(Entries taken from a collection)
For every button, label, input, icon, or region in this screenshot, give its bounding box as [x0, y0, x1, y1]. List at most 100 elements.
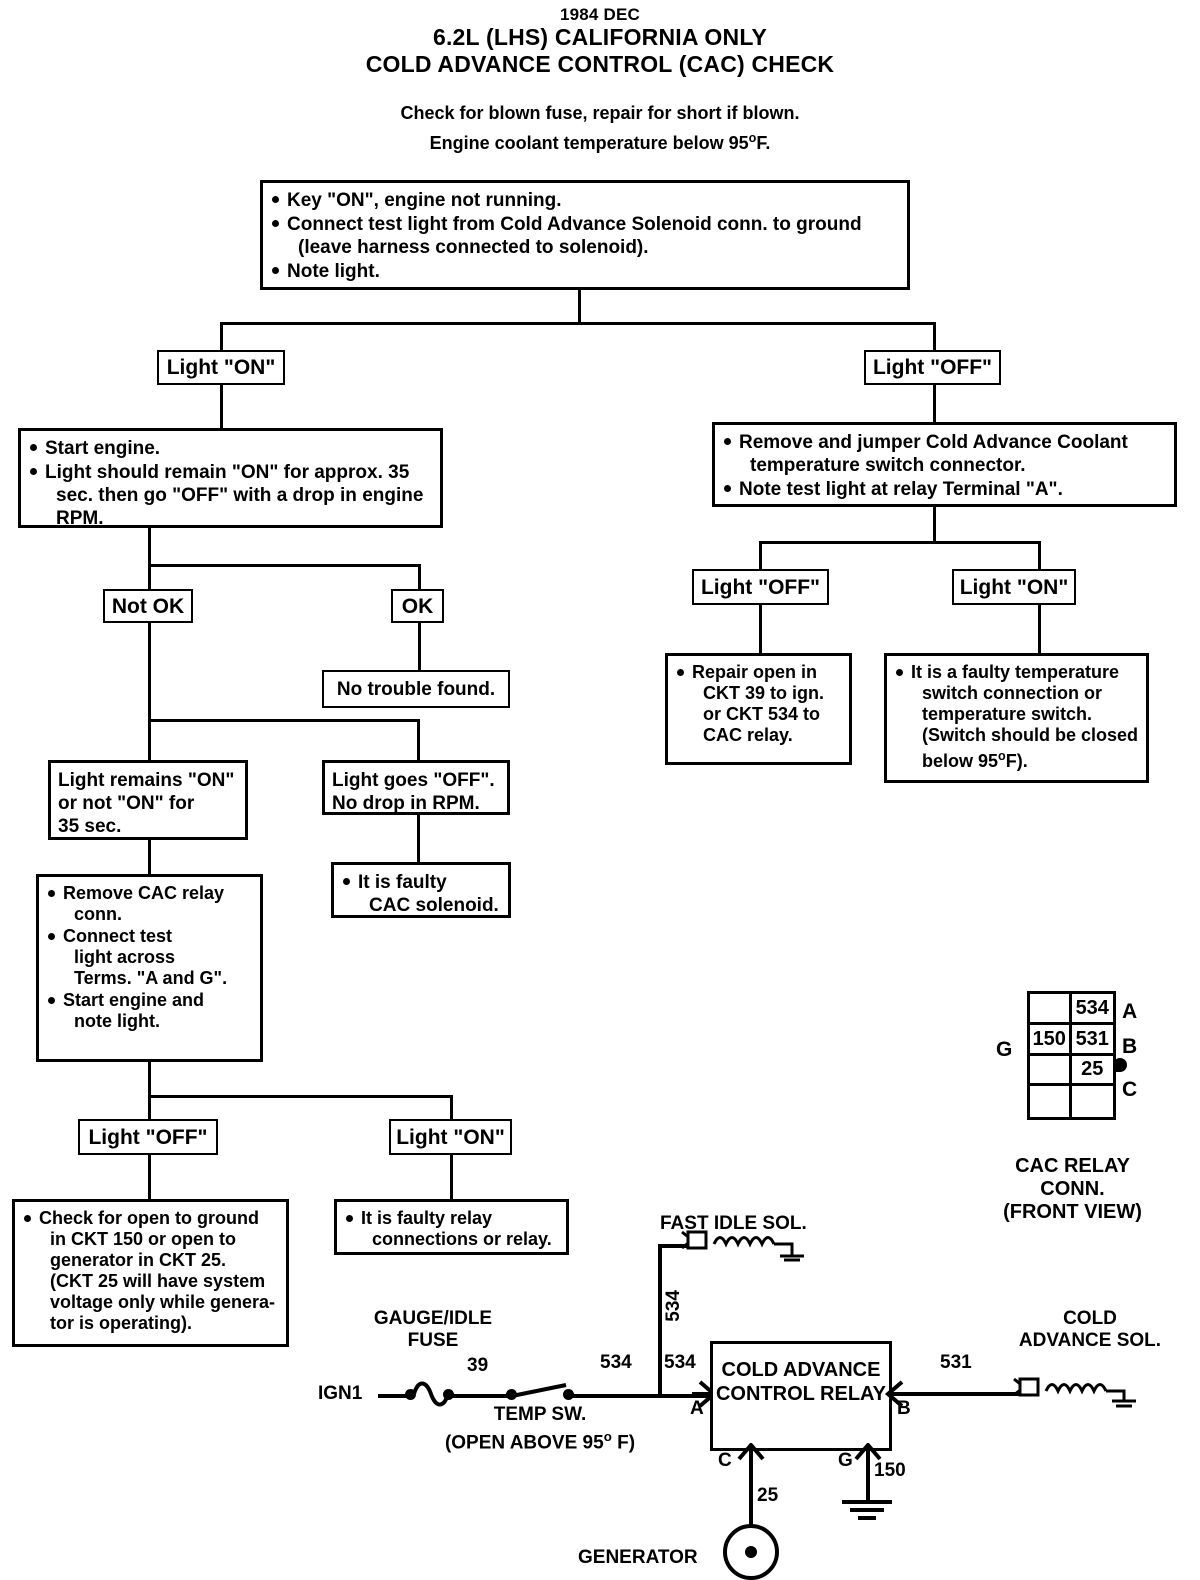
jumper-bullet-2: Note test light at relay Terminal "A".: [722, 478, 1167, 501]
header-date: 1984 DEC: [559, 5, 641, 24]
faulty-temp-l4: (Switch should be closed: [922, 725, 1139, 745]
temp-switch-node-left: [506, 1389, 517, 1400]
start-instruction-box: Key "ON", engine not running. Connect te…: [260, 180, 910, 290]
note-coolant-temp-text: Engine coolant temperature below 95: [429, 133, 749, 153]
start-engine-box: Start engine. Light should remain "ON" f…: [18, 428, 443, 530]
gauge-idle-line-2: FUSE: [407, 1330, 459, 1351]
repair-open-l1: Repair open in: [692, 662, 818, 682]
conn-cell-r3c1: [1030, 1055, 1072, 1087]
wire-534-vertical: [658, 1244, 662, 1396]
faulty-solenoid-line-1: It is faulty: [358, 872, 447, 893]
faulty-solenoid-line-2: CAC solenoid.: [369, 895, 499, 916]
temp-switch-label: TEMP SW. (OPEN ABOVE 95o F): [420, 1404, 660, 1454]
degree-symbol-icon: o: [603, 1429, 612, 1444]
connector-light-off-bottom-down: [148, 1155, 151, 1200]
fuse-node-left: [405, 1389, 416, 1400]
conn-tag-b: B: [1122, 1035, 1138, 1058]
connector-not-ok-down: [148, 623, 151, 760]
start-engine-list: Start engine. Light should remain "ON" f…: [28, 437, 433, 530]
label-light-off-top: Light "OFF": [864, 350, 1001, 385]
wire-b-to-cold-advance: [905, 1392, 1020, 1396]
connector-caption-line-3: (FRONT VIEW): [1003, 1201, 1142, 1223]
start-instruction-list: Key "ON", engine not running. Connect te…: [270, 189, 900, 283]
wire-fuse-to-tempsw: [449, 1394, 511, 1398]
generator-label: GENERATOR: [578, 1547, 698, 1568]
header-notes: Check for blown fuse, repair for short i…: [0, 101, 1200, 156]
light-remains-on-box: Light remains "ON" or not "ON" for 35 se…: [48, 760, 248, 840]
light-remains-line-2: or not "ON" for: [58, 793, 195, 814]
connector-to-right-light-on: [1038, 541, 1041, 570]
ign1-label: IGN1: [318, 1383, 363, 1404]
faulty-temp-l5: below 95oF).: [911, 746, 1139, 772]
fast-idle-solenoid-icon: [681, 1230, 804, 1262]
conn-tag-c: C: [1122, 1078, 1138, 1101]
faulty-temp-l5-b: F).: [1005, 751, 1028, 771]
no-trouble-found-box: No trouble found.: [322, 670, 510, 708]
ckt-150-label: 150: [874, 1460, 906, 1481]
connector-right-split: [759, 541, 1041, 544]
conn-cell-r2c1: 150: [1030, 1024, 1072, 1056]
generator-icon: [723, 1524, 779, 1580]
wire-g-to-ground: [866, 1452, 870, 1504]
ckt-25-label: 25: [757, 1485, 779, 1506]
label-light-on-bottom: Light "ON": [389, 1119, 512, 1155]
degree-symbol-icon: o: [998, 749, 1006, 763]
start-engine-b2-l3: RPM.: [56, 508, 104, 529]
connector-to-bottom-light-on: [450, 1095, 453, 1120]
cold-advance-sol-label: COLD ADVANCE SOL.: [990, 1308, 1190, 1352]
gauge-idle-fuse-label: GAUGE/IDLE FUSE: [338, 1308, 528, 1352]
wire-534-to-fast-idle: [658, 1244, 688, 1248]
check-open-l3: generator in CKT 25.: [50, 1250, 227, 1270]
connector-to-light-off: [933, 322, 936, 351]
connector-bottom-split: [148, 1095, 453, 1098]
label-ok: OK: [391, 589, 444, 623]
relay-label-line-1: COLD ADVANCE: [721, 1359, 881, 1381]
conn-tag-g: G: [996, 1038, 1013, 1061]
ckt-39-label: 39: [467, 1355, 489, 1376]
check-open-l4: (CKT 25 will have system: [50, 1271, 266, 1291]
remove-relay-b2-l1: Connect test: [63, 926, 173, 946]
connector-ok-down: [418, 623, 421, 671]
start-engine-b2-l1: Light should remain "ON" for approx. 35: [45, 462, 410, 483]
connector-caption-line-2: CONN.: [1040, 1178, 1105, 1200]
connector-caption-line-1: CAC RELAY: [1015, 1155, 1130, 1177]
note-coolant-temp: Engine coolant temperature below 95oF.: [0, 126, 1200, 156]
repair-open-l4: CAC relay.: [703, 725, 793, 745]
terminal-b-arrow-icon: [884, 1380, 908, 1408]
conn-cell-r4c1: [1030, 1086, 1072, 1117]
start-bullet-2-line2: (leave harness connected to solenoid).: [298, 237, 649, 258]
connector-notch-icon: [1113, 1058, 1127, 1072]
header-line-2: COLD ADVANCE CONTROL (CAC) CHECK: [365, 51, 835, 77]
connector-jumper-down: [933, 507, 936, 543]
repair-open-l3: or CKT 534 to: [703, 704, 821, 724]
relay-terminal-c-label: C: [718, 1450, 732, 1471]
jumper-b1-l1: Remove and jumper Cold Advance Coolant: [739, 432, 1128, 453]
faulty-relay-l2: connections or relay.: [372, 1229, 552, 1249]
connector-start-down: [578, 290, 581, 324]
light-remains-line-3: 35 sec.: [58, 816, 122, 837]
connector-light-on-bottom-down: [450, 1155, 453, 1200]
light-goes-off-line-2: No drop in RPM.: [332, 793, 480, 814]
relay-terminal-g-label: G: [838, 1450, 853, 1471]
faulty-relay-l1: It is faulty relay: [361, 1208, 493, 1228]
note-coolant-temp-unit: F.: [756, 133, 771, 153]
light-goes-off-box: Light goes "OFF". No drop in RPM.: [322, 760, 510, 815]
remove-relay-b3-l2: note light.: [74, 1011, 160, 1031]
faulty-temp-l5-a: below 95: [922, 751, 999, 771]
connector-remove-relay-down: [148, 1062, 151, 1120]
ckt-531-label: 531: [940, 1352, 972, 1373]
faulty-temp-l3: temperature switch.: [922, 704, 1093, 724]
conn-cell-r4c2: [1072, 1086, 1114, 1117]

→ **STATED EXERCISE**:
Repeat the data above, substituting "No change in RPM" for every "No drop in RPM" and leaving everything else unchanged. Leave out the pictures.

→ **ANSWER TO THIS PROBLEM**:
For every button, label, input, icon, or region in this screenshot, give its bounding box as [x0, y0, x1, y1]. List at most 100 elements.
jumper-bullet-2: Note test light at relay Terminal "A".: [722, 478, 1167, 501]
header-date: 1984 DEC: [559, 5, 641, 24]
faulty-temp-l4: (Switch should be closed: [922, 725, 1139, 745]
temp-switch-node-left: [506, 1389, 517, 1400]
start-instruction-box: Key "ON", engine not running. Connect te…: [260, 180, 910, 290]
note-coolant-temp-text: Engine coolant temperature below 95: [429, 133, 749, 153]
start-engine-box: Start engine. Light should remain "ON" f…: [18, 428, 443, 530]
gauge-idle-line-2: FUSE: [407, 1330, 459, 1351]
repair-open-l1: Repair open in: [692, 662, 818, 682]
conn-cell-r3c1: [1030, 1055, 1072, 1087]
wire-534-vertical: [658, 1244, 662, 1396]
faulty-solenoid-line-1: It is faulty: [358, 872, 447, 893]
faulty-solenoid-line-2: CAC solenoid.: [369, 895, 499, 916]
temp-switch-label: TEMP SW. (OPEN ABOVE 95o F): [420, 1404, 660, 1454]
degree-symbol-icon: o: [603, 1429, 612, 1444]
connector-light-off-bottom-down: [148, 1155, 151, 1200]
fuse-node-left: [405, 1389, 416, 1400]
conn-tag-b: B: [1122, 1035, 1138, 1058]
connector-not-ok-down: [148, 623, 151, 760]
start-engine-list: Start engine. Light should remain "ON" f…: [28, 437, 433, 530]
label-light-off-top: Light "OFF": [864, 350, 1001, 385]
wire-b-to-cold-advance: [905, 1392, 1020, 1396]
connector-caption-line-3: (FRONT VIEW): [1003, 1201, 1142, 1223]
start-instruction-list: Key "ON", engine not running. Connect te…: [270, 189, 900, 283]
wire-fuse-to-tempsw: [449, 1394, 511, 1398]
generator-label: GENERATOR: [578, 1547, 698, 1568]
header-notes: Check for blown fuse, repair for short i…: [0, 101, 1200, 156]
light-remains-on-box: Light remains "ON" or not "ON" for 35 se…: [48, 760, 248, 840]
light-remains-line-2: or not "ON" for: [58, 793, 195, 814]
connector-to-right-light-on: [1038, 541, 1041, 570]
ign1-label: IGN1: [318, 1383, 363, 1404]
faulty-temp-l5: below 95oF).: [911, 746, 1139, 772]
fast-idle-solenoid-icon: [681, 1230, 804, 1262]
conn-tag-c: C: [1122, 1078, 1138, 1101]
faulty-temp-l5-b: F).: [1005, 751, 1028, 771]
no-trouble-found-box: No trouble found.: [322, 670, 510, 708]
ckt-150-label: 150: [874, 1460, 906, 1481]
connector-right-split: [759, 541, 1041, 544]
conn-cell-r2c1: 150: [1030, 1024, 1072, 1056]
generator-icon: [723, 1524, 779, 1580]
wire-g-to-ground: [866, 1452, 870, 1504]
ckt-25-label: 25: [757, 1485, 779, 1506]
label-light-on-bottom: Light "ON": [389, 1119, 512, 1155]
degree-symbol-icon: o: [998, 749, 1006, 763]
start-engine-b2-l3: RPM.: [56, 508, 104, 529]
connector-to-bottom-light-on: [450, 1095, 453, 1120]
cold-advance-sol-label: COLD ADVANCE SOL.: [990, 1308, 1190, 1352]
gauge-idle-fuse-label: GAUGE/IDLE FUSE: [338, 1308, 528, 1352]
wire-534-to-fast-idle: [658, 1244, 688, 1248]
check-open-l3: generator in CKT 25.: [50, 1250, 227, 1270]
connector-to-light-off: [933, 322, 936, 351]
connector-bottom-split: [148, 1095, 453, 1098]
label-ok: OK: [391, 589, 444, 623]
relay-label-line-1: COLD ADVANCE: [721, 1359, 881, 1381]
conn-tag-g: G: [996, 1038, 1013, 1061]
ckt-39-label: 39: [467, 1355, 489, 1376]
check-open-l4: (CKT 25 will have system: [50, 1271, 266, 1291]
remove-relay-b2-l1: Connect test: [63, 926, 173, 946]
connector-ok-down: [418, 623, 421, 671]
start-engine-b2-l1: Light should remain "ON" for approx. 35: [45, 462, 410, 483]
connector-caption-line-2: CONN.: [1040, 1178, 1105, 1200]
connector-caption-line-1: CAC RELAY: [1015, 1155, 1130, 1177]
note-coolant-temp: Engine coolant temperature below 95oF.: [0, 126, 1200, 156]
repair-open-l4: CAC relay.: [703, 725, 793, 745]
terminal-b-arrow-icon: [884, 1380, 908, 1408]
conn-cell-r4c1: [1030, 1086, 1072, 1117]
start-bullet-2-line2: (leave harness connected to solenoid).: [298, 237, 649, 258]
connector-notch-icon: [1113, 1058, 1127, 1072]
header-line-2: COLD ADVANCE CONTROL (CAC) CHECK: [365, 51, 835, 77]
connector-jumper-down: [933, 507, 936, 543]
repair-open-l3: or CKT 534 to: [703, 704, 821, 724]
relay-terminal-c-label: C: [718, 1450, 732, 1471]
jumper-b1-l1: Remove and jumper Cold Advance Coolant: [739, 432, 1128, 453]
faulty-relay-l2: connections or relay.: [372, 1229, 552, 1249]
connector-start-down: [578, 290, 581, 324]
light-remains-line-3: 35 sec.: [58, 816, 122, 837]
connector-light-on-bottom-down: [450, 1155, 453, 1200]
light-goes-off-line-2: No change in RPM.: [332, 793, 480, 814]
relay-terminal-g-label: G: [838, 1450, 853, 1471]
faulty-relay-l1: It is faulty relay: [361, 1208, 493, 1228]
note-coolant-temp-unit: F.: [756, 133, 771, 153]
light-goes-off-box: Light goes "OFF". No change in RPM.: [322, 760, 510, 815]
remove-relay-b3-l2: note light.: [74, 1011, 160, 1031]
faulty-temp-l5-a: below 95: [922, 751, 999, 771]
connector-remove-relay-down: [148, 1062, 151, 1120]
ckt-531-label: 531: [940, 1352, 972, 1373]
faulty-temp-l3: temperature switch.: [922, 704, 1093, 724]
conn-cell-r4c2: [1072, 1086, 1114, 1117]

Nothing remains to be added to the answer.